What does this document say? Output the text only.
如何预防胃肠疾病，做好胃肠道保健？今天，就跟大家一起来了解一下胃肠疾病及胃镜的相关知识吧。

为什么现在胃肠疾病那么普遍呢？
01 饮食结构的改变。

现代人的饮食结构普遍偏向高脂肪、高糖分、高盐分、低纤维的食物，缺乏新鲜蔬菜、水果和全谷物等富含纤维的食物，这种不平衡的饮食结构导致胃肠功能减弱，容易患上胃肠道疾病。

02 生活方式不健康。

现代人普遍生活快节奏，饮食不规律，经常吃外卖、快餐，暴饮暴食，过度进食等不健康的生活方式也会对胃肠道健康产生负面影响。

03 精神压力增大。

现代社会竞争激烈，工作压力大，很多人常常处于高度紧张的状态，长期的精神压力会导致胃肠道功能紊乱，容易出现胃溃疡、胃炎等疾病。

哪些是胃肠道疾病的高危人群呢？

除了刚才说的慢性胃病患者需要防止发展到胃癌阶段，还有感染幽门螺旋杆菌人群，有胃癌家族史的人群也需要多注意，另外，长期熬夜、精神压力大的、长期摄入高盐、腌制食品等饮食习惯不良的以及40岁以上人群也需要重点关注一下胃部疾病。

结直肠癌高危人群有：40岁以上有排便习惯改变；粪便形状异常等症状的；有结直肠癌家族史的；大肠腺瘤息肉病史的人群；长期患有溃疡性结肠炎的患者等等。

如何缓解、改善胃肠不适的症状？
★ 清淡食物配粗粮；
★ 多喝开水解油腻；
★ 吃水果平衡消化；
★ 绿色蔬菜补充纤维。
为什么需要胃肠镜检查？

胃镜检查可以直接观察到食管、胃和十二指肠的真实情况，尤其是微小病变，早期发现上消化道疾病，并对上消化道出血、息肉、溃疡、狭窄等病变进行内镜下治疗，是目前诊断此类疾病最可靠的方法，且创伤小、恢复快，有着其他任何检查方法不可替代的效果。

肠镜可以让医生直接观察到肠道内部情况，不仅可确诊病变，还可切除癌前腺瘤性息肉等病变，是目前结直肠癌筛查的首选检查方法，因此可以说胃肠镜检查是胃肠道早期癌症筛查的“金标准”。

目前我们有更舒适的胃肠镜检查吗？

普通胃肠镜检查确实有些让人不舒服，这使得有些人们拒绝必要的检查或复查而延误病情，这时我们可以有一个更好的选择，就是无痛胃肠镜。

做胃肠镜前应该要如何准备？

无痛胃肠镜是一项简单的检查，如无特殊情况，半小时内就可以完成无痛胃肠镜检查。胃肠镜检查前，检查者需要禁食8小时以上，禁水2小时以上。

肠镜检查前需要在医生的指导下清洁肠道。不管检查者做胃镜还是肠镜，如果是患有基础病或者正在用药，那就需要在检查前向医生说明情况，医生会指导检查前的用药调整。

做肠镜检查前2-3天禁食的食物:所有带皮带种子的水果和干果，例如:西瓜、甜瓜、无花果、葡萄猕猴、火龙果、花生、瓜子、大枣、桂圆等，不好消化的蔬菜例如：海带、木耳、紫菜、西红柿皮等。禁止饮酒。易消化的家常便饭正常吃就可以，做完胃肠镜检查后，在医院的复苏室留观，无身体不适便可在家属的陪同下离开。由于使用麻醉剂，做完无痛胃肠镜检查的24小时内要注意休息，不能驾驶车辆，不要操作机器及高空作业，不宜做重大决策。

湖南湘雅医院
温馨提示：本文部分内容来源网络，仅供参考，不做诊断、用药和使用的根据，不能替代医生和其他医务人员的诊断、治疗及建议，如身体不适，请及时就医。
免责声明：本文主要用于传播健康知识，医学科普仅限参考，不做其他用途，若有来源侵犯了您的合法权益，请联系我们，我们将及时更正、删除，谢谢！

···

◆ STATED EXERCISE: Reproduce the complete set of lines precisely as supplied.

◆ SOLUTION FOR THIS TASK:
What does this document say? Output the text only.
如何预防胃肠疾病，做好胃肠道保健？今天，就跟大家一起来了解一下胃肠疾病及胃镜的相关知识吧。

为什么现在胃肠疾病那么普遍呢？
01 饮食结构的改变。

现代人的饮食结构普遍偏向高脂肪、高糖分、高盐分、低纤维的食物，缺乏新鲜蔬菜、水果和全谷物等富含纤维的食物，这种不平衡的饮食结构导致胃肠功能减弱，容易患上胃肠道疾病。

02 生活方式不健康。

现代人普遍生活快节奏，饮食不规律，经常吃外卖、快餐，暴饮暴食，过度进食等不健康的生活方式也会对胃肠道健康产生负面影响。

03 精神压力增大。

现代社会竞争激烈，工作压力大，很多人常常处于高度紧张的状态，长期的精神压力会导致胃肠道功能紊乱，容易出现胃溃疡、胃炎等疾病。

哪些是胃肠道疾病的高危人群呢？

除了刚才说的慢性胃病患者需要防止发展到胃癌阶段，还有感染幽门螺旋杆菌人群，有胃癌家族史的人群也需要多注意，另外，长期熬夜、精神压力大的、长期摄入高盐、腌制食品等饮食习惯不良的以及40岁以上人群也需要重点关注一下胃部疾病。

结直肠癌高危人群有：40岁以上有排便习惯改变；粪便形状异常等症状的；有结直肠癌家族史的；大肠腺瘤息肉病史的人群；长期患有溃疡性结肠炎的患者等等。

如何缓解、改善胃肠不适的症状？
★ 清淡食物配粗粮；
★ 多喝开水解油腻；
★ 吃水果平衡消化；
★ 绿色蔬菜补充纤维。
为什么需要胃肠镜检查？

胃镜检查可以直接观察到食管、胃和十二指肠的真实情况，尤其是微小病变，早期发现上消化道疾病，并对上消化道出血、息肉、溃疡、狭窄等病变进行内镜下治疗，是目前诊断此类疾病最可靠的方法，且创伤小、恢复快，有着其他任何检查方法不可替代的效果。

肠镜可以让医生直接观察到肠道内部情况，不仅可确诊病变，还可切除癌前腺瘤性息肉等病变，是目前结直肠癌筛查的首选检查方法，因此可以说胃肠镜检查是胃肠道早期癌症筛查的“金标准”。

目前我们有更舒适的胃肠镜检查吗？

普通胃肠镜检查确实有些让人不舒服，这使得有些人们拒绝必要的检查或复查而延误病情，这时我们可以有一个更好的选择，就是无痛胃肠镜。

做胃肠镜前应该要如何准备？

无痛胃肠镜是一项简单的检查，如无特殊情况，半小时内就可以完成无痛胃肠镜检查。胃肠镜检查前，检查者需要禁食8小时以上，禁水2小时以上。

肠镜检查前需要在医生的指导下清洁肠道。不管检查者做胃镜还是肠镜，如果是患有基础病或者正在用药，那就需要在检查前向医生说明情况，医生会指导检查前的用药调整。

做肠镜检查前2-3天禁食的食物:所有带皮带种子的水果和干果，例如:西瓜、甜瓜、无花果、葡萄猕猴、火龙果、花生、瓜子、大枣、桂圆等，不好消化的蔬菜例如：海带、木耳、紫菜、西红柿皮等。禁止饮酒。易消化的家常便饭正常吃就可以，做完胃肠镜检查后，在医院的复苏室留观，无身体不适便可在家属的陪同下离开。由于使用麻醉剂，做完无痛胃肠镜检查的24小时内要注意休息，不能驾驶车辆，不要操作机器及高空作业，不宜做重大决策。

湖南湘雅医院
温馨提示：本文部分内容来源网络，仅供参考，不做诊断、用药和使用的根据，不能替代医生和其他医务人员的诊断、治疗及建议，如身体不适，请及时就医。
免责声明：本文主要用于传播健康知识，医学科普仅限参考，不做其他用途，若有来源侵犯了您的合法权益，请联系我们，我们将及时更正、删除，谢谢！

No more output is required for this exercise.